• What the task requires:
Extract the entries in their exact form.

** START OF Information supplied **

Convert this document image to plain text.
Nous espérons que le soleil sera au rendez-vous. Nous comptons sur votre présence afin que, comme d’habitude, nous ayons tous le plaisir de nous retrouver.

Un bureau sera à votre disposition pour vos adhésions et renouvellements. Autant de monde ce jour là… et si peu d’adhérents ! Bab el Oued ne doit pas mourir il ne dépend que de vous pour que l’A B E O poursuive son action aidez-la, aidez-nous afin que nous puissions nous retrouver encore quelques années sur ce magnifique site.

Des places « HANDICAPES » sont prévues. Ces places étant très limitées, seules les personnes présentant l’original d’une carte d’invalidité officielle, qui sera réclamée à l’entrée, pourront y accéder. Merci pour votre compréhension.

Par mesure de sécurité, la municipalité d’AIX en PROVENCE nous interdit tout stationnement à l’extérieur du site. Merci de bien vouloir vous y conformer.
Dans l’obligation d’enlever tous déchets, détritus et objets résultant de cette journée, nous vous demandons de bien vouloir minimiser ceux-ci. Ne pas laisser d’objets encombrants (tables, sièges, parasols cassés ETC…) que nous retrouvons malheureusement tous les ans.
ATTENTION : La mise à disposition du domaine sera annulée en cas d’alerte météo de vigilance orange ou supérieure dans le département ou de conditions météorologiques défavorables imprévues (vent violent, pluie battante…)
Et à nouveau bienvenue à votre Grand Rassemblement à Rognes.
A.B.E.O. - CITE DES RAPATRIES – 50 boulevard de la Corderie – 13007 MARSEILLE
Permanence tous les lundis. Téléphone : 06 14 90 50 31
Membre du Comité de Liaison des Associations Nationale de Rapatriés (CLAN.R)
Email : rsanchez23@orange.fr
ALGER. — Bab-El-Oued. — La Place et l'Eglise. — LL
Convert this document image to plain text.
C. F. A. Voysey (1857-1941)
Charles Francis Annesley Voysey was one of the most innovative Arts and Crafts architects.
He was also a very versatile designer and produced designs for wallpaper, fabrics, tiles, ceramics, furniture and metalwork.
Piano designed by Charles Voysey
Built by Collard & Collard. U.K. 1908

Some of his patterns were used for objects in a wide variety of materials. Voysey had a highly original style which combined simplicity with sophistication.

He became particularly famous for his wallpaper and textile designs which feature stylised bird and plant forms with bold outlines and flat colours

** END OF Information supplied **

• Task response:
Convert this document image to plain text.
Nous espérons que le soleil sera au rendez-vous. Nous comptons sur votre présence afin que, comme d’habitude, nous ayons tous le plaisir de nous retrouver.

Un bureau sera à votre disposition pour vos adhésions et renouvellements. Autant de monde ce jour là… et si peu d’adhérents ! Bab el Oued ne doit pas mourir il ne dépend que de vous pour que l’A B E O poursuive son action aidez-la, aidez-nous afin que nous puissions nous retrouver encore quelques années sur ce magnifique site.

Des places « HANDICAPES » sont prévues. Ces places étant très limitées, seules les personnes présentant l’original d’une carte d’invalidité officielle, qui sera réclamée à l’entrée, pourront y accéder. Merci pour votre compréhension.

Par mesure de sécurité, la municipalité d’AIX en PROVENCE nous interdit tout stationnement à l’extérieur du site. Merci de bien vouloir vous y conformer.
Dans l’obligation d’enlever tous déchets, détritus et objets résultant de cette journée, nous vous demandons de bien vouloir minimiser ceux-ci. Ne pas laisser d’objets encombrants (tables, sièges, parasols cassés ETC…) que nous retrouvons malheureusement tous les ans.
ATTENTION : La mise à disposition du domaine sera annulée en cas d’alerte météo de vigilance orange ou supérieure dans le département ou de conditions météorologiques défavorables imprévues (vent violent, pluie battante…)
Et à nouveau bienvenue à votre Grand Rassemblement à Rognes.
A.B.E.O. - CITE DES RAPATRIES – 50 boulevard de la Corderie – 13007 MARSEILLE
Permanence tous les lundis. Téléphone : 06 14 90 50 31
Membre du Comité de Liaison des Associations Nationale de Rapatriés (CLAN.R)
Email : rsanchez23@orange.fr
ALGER. — Bab-El-Oued. — La Place et l'Eglise. — LL
Convert this document image to plain text.
C. F. A. Voysey (1857-1941)
Charles Francis Annesley Voysey was one of the most innovative Arts and Crafts architects.
He was also a very versatile designer and produced designs for wallpaper, fabrics, tiles, ceramics, furniture and metalwork.
Piano designed by Charles Voysey
Built by Collard & Collard. U.K. 1908

Some of his patterns were used for objects in a wide variety of materials. Voysey had a highly original style which combined simplicity with sophistication.

He became particularly famous for his wallpaper and textile designs which feature stylised bird and plant forms with bold outlines and flat colours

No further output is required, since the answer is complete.